Stored data:

┌────────

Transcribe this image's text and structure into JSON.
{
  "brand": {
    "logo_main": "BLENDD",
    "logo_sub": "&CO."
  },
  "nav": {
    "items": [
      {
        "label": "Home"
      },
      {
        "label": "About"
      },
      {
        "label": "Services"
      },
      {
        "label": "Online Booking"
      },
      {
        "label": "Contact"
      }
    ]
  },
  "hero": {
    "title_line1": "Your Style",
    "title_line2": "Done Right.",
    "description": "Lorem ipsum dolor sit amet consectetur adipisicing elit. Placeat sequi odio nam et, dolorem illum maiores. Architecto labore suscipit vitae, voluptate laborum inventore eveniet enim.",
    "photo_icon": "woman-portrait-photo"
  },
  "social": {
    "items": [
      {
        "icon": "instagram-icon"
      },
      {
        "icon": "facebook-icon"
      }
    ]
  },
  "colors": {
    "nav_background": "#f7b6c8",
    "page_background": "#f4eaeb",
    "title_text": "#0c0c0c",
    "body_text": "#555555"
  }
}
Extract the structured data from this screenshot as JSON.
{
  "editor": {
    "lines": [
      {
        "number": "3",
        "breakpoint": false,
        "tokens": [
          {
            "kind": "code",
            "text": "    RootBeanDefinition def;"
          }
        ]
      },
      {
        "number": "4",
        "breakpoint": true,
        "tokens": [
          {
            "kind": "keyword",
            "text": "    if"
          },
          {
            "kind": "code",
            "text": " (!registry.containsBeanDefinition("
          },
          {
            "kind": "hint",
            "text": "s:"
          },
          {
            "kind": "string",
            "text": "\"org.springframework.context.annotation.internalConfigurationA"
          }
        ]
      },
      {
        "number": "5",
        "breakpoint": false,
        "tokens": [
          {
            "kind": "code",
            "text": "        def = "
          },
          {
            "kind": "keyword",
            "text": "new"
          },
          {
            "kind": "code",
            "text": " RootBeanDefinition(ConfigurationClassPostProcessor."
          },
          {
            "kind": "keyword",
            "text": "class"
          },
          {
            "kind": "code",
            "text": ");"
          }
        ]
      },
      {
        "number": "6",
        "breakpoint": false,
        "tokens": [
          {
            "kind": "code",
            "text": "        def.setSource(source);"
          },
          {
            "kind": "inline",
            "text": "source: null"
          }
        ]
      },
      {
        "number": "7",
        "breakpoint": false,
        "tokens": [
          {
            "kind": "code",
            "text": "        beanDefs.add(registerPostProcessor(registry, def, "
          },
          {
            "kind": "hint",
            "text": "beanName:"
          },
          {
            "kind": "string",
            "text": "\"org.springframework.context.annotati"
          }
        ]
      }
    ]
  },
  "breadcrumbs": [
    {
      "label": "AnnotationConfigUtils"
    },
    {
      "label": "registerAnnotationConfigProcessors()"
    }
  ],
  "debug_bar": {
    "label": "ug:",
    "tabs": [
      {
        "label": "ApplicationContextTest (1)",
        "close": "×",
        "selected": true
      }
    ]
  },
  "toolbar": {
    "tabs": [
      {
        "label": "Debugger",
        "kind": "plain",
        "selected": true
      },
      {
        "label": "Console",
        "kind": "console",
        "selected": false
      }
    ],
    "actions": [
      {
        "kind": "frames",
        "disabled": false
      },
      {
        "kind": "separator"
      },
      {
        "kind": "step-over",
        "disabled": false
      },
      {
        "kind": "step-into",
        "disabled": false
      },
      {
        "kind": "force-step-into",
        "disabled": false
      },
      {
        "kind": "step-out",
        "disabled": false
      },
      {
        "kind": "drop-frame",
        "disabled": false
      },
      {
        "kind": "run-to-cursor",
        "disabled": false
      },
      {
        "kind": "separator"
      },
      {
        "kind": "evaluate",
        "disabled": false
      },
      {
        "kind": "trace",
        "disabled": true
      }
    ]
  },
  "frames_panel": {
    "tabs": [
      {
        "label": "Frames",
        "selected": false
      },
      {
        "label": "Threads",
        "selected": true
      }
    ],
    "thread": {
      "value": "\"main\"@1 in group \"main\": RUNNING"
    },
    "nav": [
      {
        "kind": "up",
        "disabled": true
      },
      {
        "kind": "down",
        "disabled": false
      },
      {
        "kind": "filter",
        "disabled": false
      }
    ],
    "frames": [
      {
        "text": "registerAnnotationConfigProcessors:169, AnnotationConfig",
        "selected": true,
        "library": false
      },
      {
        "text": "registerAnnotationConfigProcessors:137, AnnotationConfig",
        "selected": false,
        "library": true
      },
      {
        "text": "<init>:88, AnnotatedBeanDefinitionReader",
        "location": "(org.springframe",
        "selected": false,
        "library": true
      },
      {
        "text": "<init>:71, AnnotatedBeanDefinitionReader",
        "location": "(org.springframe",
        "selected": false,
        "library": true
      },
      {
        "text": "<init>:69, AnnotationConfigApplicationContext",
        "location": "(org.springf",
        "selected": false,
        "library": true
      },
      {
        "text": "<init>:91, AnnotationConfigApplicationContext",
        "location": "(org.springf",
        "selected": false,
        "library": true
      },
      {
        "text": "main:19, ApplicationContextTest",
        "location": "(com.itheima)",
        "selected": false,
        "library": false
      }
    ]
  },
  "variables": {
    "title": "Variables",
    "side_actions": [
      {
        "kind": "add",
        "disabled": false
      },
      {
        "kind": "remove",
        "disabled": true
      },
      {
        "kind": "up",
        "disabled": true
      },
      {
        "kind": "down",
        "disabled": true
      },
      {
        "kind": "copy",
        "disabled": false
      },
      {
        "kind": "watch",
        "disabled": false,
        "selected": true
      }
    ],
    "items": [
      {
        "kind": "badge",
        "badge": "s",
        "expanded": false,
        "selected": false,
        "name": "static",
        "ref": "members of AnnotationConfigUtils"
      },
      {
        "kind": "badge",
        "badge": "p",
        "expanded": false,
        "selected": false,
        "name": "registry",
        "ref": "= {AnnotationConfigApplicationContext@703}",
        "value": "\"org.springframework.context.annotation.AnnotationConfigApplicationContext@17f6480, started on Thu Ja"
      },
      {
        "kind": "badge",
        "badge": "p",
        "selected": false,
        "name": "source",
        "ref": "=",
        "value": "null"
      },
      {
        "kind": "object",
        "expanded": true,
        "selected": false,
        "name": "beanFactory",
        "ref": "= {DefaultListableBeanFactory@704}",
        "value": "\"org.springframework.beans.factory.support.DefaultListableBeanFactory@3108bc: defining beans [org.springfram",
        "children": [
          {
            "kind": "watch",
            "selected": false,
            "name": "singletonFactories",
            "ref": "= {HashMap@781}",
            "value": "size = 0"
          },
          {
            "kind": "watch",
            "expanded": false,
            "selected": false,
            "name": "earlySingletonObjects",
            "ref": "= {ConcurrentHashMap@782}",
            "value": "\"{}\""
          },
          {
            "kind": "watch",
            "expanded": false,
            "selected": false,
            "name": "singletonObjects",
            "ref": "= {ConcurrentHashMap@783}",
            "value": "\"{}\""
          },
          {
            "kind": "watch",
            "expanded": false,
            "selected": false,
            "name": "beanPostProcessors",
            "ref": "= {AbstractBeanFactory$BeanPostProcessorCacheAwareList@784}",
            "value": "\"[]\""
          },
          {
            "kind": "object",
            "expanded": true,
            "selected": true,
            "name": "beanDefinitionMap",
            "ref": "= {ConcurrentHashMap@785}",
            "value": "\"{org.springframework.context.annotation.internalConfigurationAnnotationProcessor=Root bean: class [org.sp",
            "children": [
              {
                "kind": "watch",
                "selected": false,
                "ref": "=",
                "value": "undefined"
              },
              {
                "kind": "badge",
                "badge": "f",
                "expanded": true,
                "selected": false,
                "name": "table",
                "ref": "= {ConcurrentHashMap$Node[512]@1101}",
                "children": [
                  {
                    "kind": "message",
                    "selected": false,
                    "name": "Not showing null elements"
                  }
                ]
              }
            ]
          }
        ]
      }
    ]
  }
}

└────────

Task —
Count each line of the data where the word "DefaultListableBeanFactory" appears, then reply with the total only.

Worked solution —
2